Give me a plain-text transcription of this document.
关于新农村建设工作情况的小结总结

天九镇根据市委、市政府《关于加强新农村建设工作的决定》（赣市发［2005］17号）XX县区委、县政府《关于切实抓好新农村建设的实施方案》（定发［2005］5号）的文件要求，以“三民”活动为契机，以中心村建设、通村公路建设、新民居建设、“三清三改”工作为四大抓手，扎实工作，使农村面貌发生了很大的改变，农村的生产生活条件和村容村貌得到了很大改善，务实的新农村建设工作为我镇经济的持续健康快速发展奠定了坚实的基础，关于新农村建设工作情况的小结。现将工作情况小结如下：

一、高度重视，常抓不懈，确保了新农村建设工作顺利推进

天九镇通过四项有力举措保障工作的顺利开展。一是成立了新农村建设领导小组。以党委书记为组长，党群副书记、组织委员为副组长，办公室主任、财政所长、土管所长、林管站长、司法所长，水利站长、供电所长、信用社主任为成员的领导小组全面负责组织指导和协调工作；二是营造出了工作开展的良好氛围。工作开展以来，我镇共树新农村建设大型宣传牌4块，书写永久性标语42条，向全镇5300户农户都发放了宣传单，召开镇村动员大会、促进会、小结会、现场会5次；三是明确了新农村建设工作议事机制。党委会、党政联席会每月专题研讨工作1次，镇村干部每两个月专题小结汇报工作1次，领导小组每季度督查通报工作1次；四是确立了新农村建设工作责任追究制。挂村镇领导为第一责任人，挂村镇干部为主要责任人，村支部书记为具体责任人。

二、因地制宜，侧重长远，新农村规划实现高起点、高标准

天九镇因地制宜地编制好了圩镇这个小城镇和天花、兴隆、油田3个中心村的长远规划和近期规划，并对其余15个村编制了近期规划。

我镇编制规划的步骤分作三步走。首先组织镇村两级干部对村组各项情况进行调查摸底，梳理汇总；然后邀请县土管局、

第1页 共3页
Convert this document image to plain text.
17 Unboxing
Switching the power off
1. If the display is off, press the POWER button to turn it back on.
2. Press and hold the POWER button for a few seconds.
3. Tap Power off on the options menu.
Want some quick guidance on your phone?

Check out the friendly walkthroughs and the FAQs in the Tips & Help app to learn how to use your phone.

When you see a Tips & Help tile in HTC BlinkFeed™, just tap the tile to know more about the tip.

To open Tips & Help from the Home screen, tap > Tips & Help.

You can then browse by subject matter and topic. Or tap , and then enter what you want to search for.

______________________________

Scan the listing above. Collect all lines with the word "plain".

Give me a plain-text transcription of this document.
Convert this document image to plain text.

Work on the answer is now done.